- **WHAT TO DO**: Write out the full listing exactly as given, minus the images.

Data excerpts
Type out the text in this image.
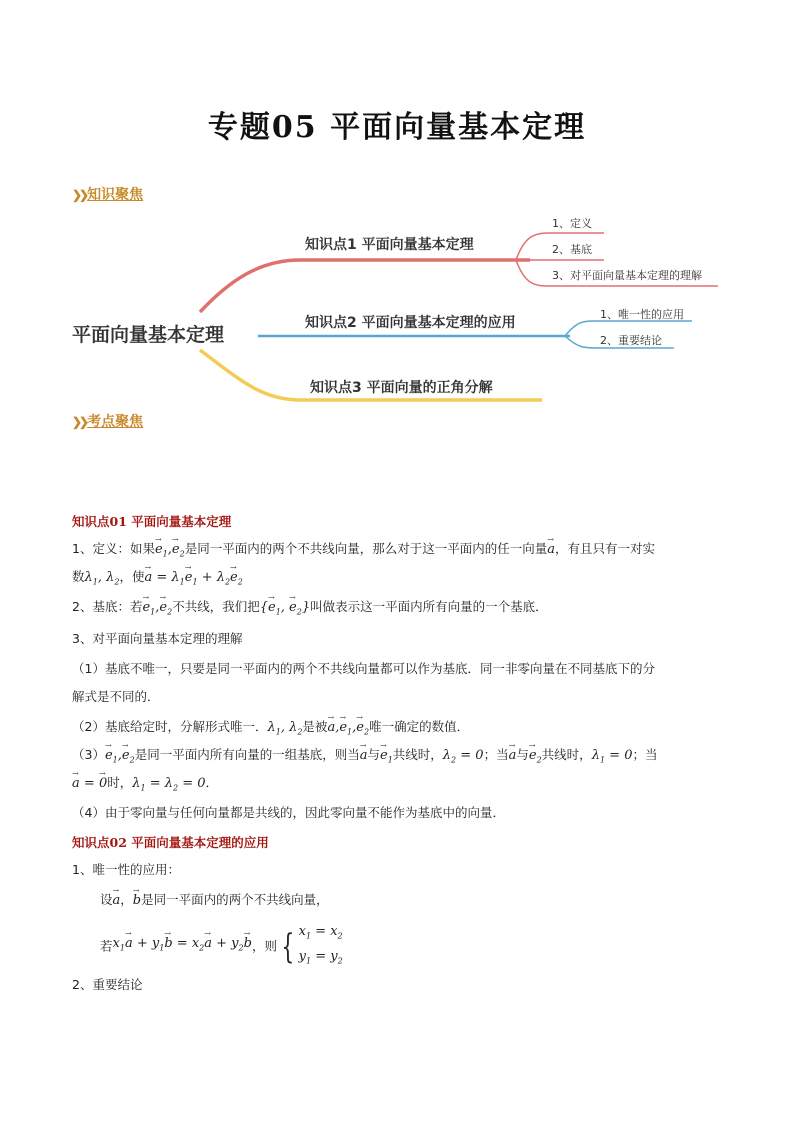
专题05 平面向量基本定理
❯❯知识聚焦
平面向量基本定理
知识点1 平面向量基本定理
1、定义
2、基底
3、对平面向量基本定理的理解
知识点2 平面向量基本定理的应用
1、唯一性的应用
2、重要结论
知识点3 平面向量的正角分解
❯❯考点聚焦
知识点01 平面向量基本定理
1、定义：如果→ $e_1,\to e_2$是同一平面内的两个不共线向量，那么对于这一平面内的任一向量→ a，有且只有一对实
数$\lambda_1$, $\lambda_2$，使→ $a = \lambda_1\to e_1 + \lambda_2\to e_2$
2、基底：若→ $e_1,\to e_2$不共线，我们把{→ $e_1$, → $e_2$}叫做表示这一平面内所有向量的一个基底．
3、对平面向量基本定理的理解
（1）基底不唯一，只要是同一平面内的两个不共线向量都可以作为基底．同一非零向量在不同基底下的分
解式是不同的．
（2）基底给定时，分解形式唯一．$\lambda_1$, $\lambda_2$是被→ $a,\to e_1,\to e_2$唯一确定的数值．
$(3)\to e_1,\to e_2$是同一平面内所有向量的一组基底，则当→ a与→ $e_1$共线时，$\lambda_2 = 0$；当→ a与→ $e_2$共线时，$\lambda_1 = 0$；当
→ a = → 0时，$\lambda_1 = \lambda_2 = 0$．
（4）由于零向量与任何向量都是共线的，因此零向量不能作为基底中的向量．
知识点02 平面向量基本定理的应用
1、唯一性的应用：
设→ a，→ b是同一平面内的两个不共线向量，
若$x_1\to a + y_1\to b = x_2\to a + y_2\to b$，则 { $x_1 = x_2$
$y_1 = y_2$
2、重要结论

- **THE REPLY**:
Type out the text in this image.
专题05 平面向量基本定理
❯❯知识聚焦
平面向量基本定理
知识点1 平面向量基本定理
1、定义
2、基底
3、对平面向量基本定理的理解
知识点2 平面向量基本定理的应用
1、唯一性的应用
2、重要结论
知识点3 平面向量的正角分解
❯❯考点聚焦
知识点01 平面向量基本定理
1、定义：如果→ $e_1,\to e_2$是同一平面内的两个不共线向量，那么对于这一平面内的任一向量→ a，有且只有一对实
数$\lambda_1$, $\lambda_2$，使→ $a = \lambda_1\to e_1 + \lambda_2\to e_2$
2、基底：若→ $e_1,\to e_2$不共线，我们把{→ $e_1$, → $e_2$}叫做表示这一平面内所有向量的一个基底．
3、对平面向量基本定理的理解
（1）基底不唯一，只要是同一平面内的两个不共线向量都可以作为基底．同一非零向量在不同基底下的分
解式是不同的．
（2）基底给定时，分解形式唯一．$\lambda_1$, $\lambda_2$是被→ $a,\to e_1,\to e_2$唯一确定的数值．
$(3)\to e_1,\to e_2$是同一平面内所有向量的一组基底，则当→ a与→ $e_1$共线时，$\lambda_2 = 0$；当→ a与→ $e_2$共线时，$\lambda_1 = 0$；当
→ a = → 0时，$\lambda_1 = \lambda_2 = 0$．
（4）由于零向量与任何向量都是共线的，因此零向量不能作为基底中的向量．
知识点02 平面向量基本定理的应用
1、唯一性的应用：
设→ a，→ b是同一平面内的两个不共线向量，
若$x_1\to a + y_1\to b = x_2\to a + y_2\to b$，则 { $x_1 = x_2$
$y_1 = y_2$
2、重要结论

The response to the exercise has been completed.